====== Source data
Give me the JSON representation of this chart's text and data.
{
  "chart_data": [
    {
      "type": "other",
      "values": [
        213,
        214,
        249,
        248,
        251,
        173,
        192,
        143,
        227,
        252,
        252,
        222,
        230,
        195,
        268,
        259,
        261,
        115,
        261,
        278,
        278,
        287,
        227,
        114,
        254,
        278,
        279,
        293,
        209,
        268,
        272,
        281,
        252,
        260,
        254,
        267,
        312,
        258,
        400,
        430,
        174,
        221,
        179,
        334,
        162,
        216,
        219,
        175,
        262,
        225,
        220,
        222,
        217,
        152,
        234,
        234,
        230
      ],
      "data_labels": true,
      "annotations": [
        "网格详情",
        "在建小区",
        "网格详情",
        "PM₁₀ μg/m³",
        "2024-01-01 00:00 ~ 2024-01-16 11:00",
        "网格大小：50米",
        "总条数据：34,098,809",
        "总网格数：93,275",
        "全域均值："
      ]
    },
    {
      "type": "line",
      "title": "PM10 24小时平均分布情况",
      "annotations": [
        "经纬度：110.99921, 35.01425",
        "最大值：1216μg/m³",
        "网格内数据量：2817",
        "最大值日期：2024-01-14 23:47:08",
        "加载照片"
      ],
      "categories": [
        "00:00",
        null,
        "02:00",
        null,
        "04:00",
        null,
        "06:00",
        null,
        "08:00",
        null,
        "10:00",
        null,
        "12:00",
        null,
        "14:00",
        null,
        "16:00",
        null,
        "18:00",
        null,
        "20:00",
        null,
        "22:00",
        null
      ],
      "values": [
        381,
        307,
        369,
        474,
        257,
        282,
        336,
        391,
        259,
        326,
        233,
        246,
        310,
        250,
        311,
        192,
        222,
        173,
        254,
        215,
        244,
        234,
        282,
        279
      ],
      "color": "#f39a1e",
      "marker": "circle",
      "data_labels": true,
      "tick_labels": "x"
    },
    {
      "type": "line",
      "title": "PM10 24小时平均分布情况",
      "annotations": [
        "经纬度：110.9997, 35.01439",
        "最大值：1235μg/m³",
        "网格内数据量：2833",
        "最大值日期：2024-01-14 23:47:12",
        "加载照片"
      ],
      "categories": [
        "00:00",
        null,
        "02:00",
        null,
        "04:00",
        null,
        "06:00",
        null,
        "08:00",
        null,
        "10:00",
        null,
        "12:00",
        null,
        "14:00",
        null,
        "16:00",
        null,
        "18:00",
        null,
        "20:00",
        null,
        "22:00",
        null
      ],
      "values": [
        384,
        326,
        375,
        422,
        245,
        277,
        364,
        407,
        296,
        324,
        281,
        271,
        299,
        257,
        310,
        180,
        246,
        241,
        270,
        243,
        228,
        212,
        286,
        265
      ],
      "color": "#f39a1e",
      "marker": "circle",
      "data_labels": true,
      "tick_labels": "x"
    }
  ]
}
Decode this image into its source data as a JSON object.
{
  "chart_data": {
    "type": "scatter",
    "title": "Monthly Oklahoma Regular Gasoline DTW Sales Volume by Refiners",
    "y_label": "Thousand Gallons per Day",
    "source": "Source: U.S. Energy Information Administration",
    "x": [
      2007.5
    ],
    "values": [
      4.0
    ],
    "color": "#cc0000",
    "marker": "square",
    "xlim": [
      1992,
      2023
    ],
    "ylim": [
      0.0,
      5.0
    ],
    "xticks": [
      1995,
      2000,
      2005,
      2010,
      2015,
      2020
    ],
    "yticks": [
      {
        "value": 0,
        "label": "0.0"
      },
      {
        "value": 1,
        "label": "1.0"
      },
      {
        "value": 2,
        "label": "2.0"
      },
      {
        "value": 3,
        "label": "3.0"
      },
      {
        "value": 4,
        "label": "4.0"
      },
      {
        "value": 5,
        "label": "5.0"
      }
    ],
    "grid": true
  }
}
============
--- Aim of the task ---
Give only the count of lines in which the string "type" appears.

--- Full answer ---
4